START Information supplied

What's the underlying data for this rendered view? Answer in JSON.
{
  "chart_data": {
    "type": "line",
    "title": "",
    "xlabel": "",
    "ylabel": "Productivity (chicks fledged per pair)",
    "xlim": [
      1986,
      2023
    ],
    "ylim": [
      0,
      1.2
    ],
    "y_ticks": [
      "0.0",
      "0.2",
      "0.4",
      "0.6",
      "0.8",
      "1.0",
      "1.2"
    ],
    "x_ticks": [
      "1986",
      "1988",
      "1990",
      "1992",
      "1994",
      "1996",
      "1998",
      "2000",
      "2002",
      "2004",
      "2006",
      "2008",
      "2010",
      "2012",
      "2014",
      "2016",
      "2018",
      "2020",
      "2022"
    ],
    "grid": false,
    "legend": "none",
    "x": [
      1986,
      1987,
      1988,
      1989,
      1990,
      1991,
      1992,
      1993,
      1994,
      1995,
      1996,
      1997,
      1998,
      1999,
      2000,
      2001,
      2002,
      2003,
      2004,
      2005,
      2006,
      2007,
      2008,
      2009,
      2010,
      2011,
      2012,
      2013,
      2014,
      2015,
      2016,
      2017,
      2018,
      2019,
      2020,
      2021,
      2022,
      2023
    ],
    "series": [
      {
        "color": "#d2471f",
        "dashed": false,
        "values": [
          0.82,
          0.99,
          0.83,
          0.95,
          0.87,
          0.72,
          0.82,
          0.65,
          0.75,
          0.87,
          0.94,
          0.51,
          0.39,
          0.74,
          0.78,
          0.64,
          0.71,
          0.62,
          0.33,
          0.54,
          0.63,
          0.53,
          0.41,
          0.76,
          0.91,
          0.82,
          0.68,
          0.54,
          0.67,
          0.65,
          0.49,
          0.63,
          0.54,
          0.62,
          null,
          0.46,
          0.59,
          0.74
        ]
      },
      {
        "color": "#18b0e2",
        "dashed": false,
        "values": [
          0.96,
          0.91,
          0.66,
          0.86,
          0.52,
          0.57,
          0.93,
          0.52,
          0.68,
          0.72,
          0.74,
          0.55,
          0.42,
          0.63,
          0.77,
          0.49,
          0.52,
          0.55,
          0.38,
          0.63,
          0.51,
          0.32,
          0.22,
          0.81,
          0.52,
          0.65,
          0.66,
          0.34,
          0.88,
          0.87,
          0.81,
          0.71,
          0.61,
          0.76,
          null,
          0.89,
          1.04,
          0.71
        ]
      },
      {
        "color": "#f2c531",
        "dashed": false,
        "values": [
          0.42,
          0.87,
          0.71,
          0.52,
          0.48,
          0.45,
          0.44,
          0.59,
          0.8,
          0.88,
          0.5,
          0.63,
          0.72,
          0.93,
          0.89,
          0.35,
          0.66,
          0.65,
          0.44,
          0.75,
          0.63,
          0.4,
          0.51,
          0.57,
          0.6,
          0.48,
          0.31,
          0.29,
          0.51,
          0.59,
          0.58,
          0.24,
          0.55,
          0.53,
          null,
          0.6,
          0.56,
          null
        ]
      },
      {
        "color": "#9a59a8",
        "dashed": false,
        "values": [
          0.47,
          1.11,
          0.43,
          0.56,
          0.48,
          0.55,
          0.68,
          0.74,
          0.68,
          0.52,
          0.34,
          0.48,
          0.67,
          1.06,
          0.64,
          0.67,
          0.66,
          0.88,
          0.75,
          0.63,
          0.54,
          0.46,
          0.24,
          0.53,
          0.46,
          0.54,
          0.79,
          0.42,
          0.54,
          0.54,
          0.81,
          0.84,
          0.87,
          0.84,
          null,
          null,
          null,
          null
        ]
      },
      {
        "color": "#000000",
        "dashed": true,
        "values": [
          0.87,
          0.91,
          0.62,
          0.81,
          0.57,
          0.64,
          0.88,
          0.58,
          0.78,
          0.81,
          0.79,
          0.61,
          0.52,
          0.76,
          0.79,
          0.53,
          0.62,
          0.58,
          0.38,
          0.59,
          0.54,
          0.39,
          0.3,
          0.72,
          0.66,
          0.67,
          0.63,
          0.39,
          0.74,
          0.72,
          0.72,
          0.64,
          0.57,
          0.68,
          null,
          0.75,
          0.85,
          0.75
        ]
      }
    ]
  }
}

END Information supplied

Using the exact wording, write out all of the records.

What's the underlying data for this rendered view? Answer in JSON.
{
  "chart_data": {
    "type": "line",
    "title": "",
    "xlabel": "",
    "ylabel": "Productivity (chicks fledged per pair)",
    "xlim": [
      1986,
      2023
    ],
    "ylim": [
      0,
      1.2
    ],
    "y_ticks": [
      "0.0",
      "0.2",
      "0.4",
      "0.6",
      "0.8",
      "1.0",
      "1.2"
    ],
    "x_ticks": [
      "1986",
      "1988",
      "1990",
      "1992",
      "1994",
      "1996",
      "1998",
      "2000",
      "2002",
      "2004",
      "2006",
      "2008",
      "2010",
      "2012",
      "2014",
      "2016",
      "2018",
      "2020",
      "2022"
    ],
    "grid": false,
    "legend": "none",
    "x": [
      1986,
      1987,
      1988,
      1989,
      1990,
      1991,
      1992,
      1993,
      1994,
      1995,
      1996,
      1997,
      1998,
      1999,
      2000,
      2001,
      2002,
      2003,
      2004,
      2005,
      2006,
      2007,
      2008,
      2009,
      2010,
      2011,
      2012,
      2013,
      2014,
      2015,
      2016,
      2017,
      2018,
      2019,
      2020,
      2021,
      2022,
      2023
    ],
    "series": [
      {
        "color": "#d2471f",
        "dashed": false,
        "values": [
          0.82,
          0.99,
          0.83,
          0.95,
          0.87,
          0.72,
          0.82,
          0.65,
          0.75,
          0.87,
          0.94,
          0.51,
          0.39,
          0.74,
          0.78,
          0.64,
          0.71,
          0.62,
          0.33,
          0.54,
          0.63,
          0.53,
          0.41,
          0.76,
          0.91,
          0.82,
          0.68,
          0.54,
          0.67,
          0.65,
          0.49,
          0.63,
          0.54,
          0.62,
          null,
          0.46,
          0.59,
          0.74
        ]
      },
      {
        "color": "#18b0e2",
        "dashed": false,
        "values": [
          0.96,
          0.91,
          0.66,
          0.86,
          0.52,
          0.57,
          0.93,
          0.52,
          0.68,
          0.72,
          0.74,
          0.55,
          0.42,
          0.63,
          0.77,
          0.49,
          0.52,
          0.55,
          0.38,
          0.63,
          0.51,
          0.32,
          0.22,
          0.81,
          0.52,
          0.65,
          0.66,
          0.34,
          0.88,
          0.87,
          0.81,
          0.71,
          0.61,
          0.76,
          null,
          0.89,
          1.04,
          0.71
        ]
      },
      {
        "color": "#f2c531",
        "dashed": false,
        "values": [
          0.42,
          0.87,
          0.71,
          0.52,
          0.48,
          0.45,
          0.44,
          0.59,
          0.8,
          0.88,
          0.5,
          0.63,
          0.72,
          0.93,
          0.89,
          0.35,
          0.66,
          0.65,
          0.44,
          0.75,
          0.63,
          0.4,
          0.51,
          0.57,
          0.6,
          0.48,
          0.31,
          0.29,
          0.51,
          0.59,
          0.58,
          0.24,
          0.55,
          0.53,
          null,
          0.6,
          0.56,
          null
        ]
      },
      {
        "color": "#9a59a8",
        "dashed": false,
        "values": [
          0.47,
          1.11,
          0.43,
          0.56,
          0.48,
          0.55,
          0.68,
          0.74,
          0.68,
          0.52,
          0.34,
          0.48,
          0.67,
          1.06,
          0.64,
          0.67,
          0.66,
          0.88,
          0.75,
          0.63,
          0.54,
          0.46,
          0.24,
          0.53,
          0.46,
          0.54,
          0.79,
          0.42,
          0.54,
          0.54,
          0.81,
          0.84,
          0.87,
          0.84,
          null,
          null,
          null,
          null
        ]
      },
      {
        "color": "#000000",
        "dashed": true,
        "values": [
          0.87,
          0.91,
          0.62,
          0.81,
          0.57,
          0.64,
          0.88,
          0.58,
          0.78,
          0.81,
          0.79,
          0.61,
          0.52,
          0.76,
          0.79,
          0.53,
          0.62,
          0.58,
          0.38,
          0.59,
          0.54,
          0.39,
          0.3,
          0.72,
          0.66,
          0.67,
          0.63,
          0.39,
          0.74,
          0.72,
          0.72,
          0.64,
          0.57,
          0.68,
          null,
          0.75,
          0.85,
          0.75
        ]
      }
    ]
  }
}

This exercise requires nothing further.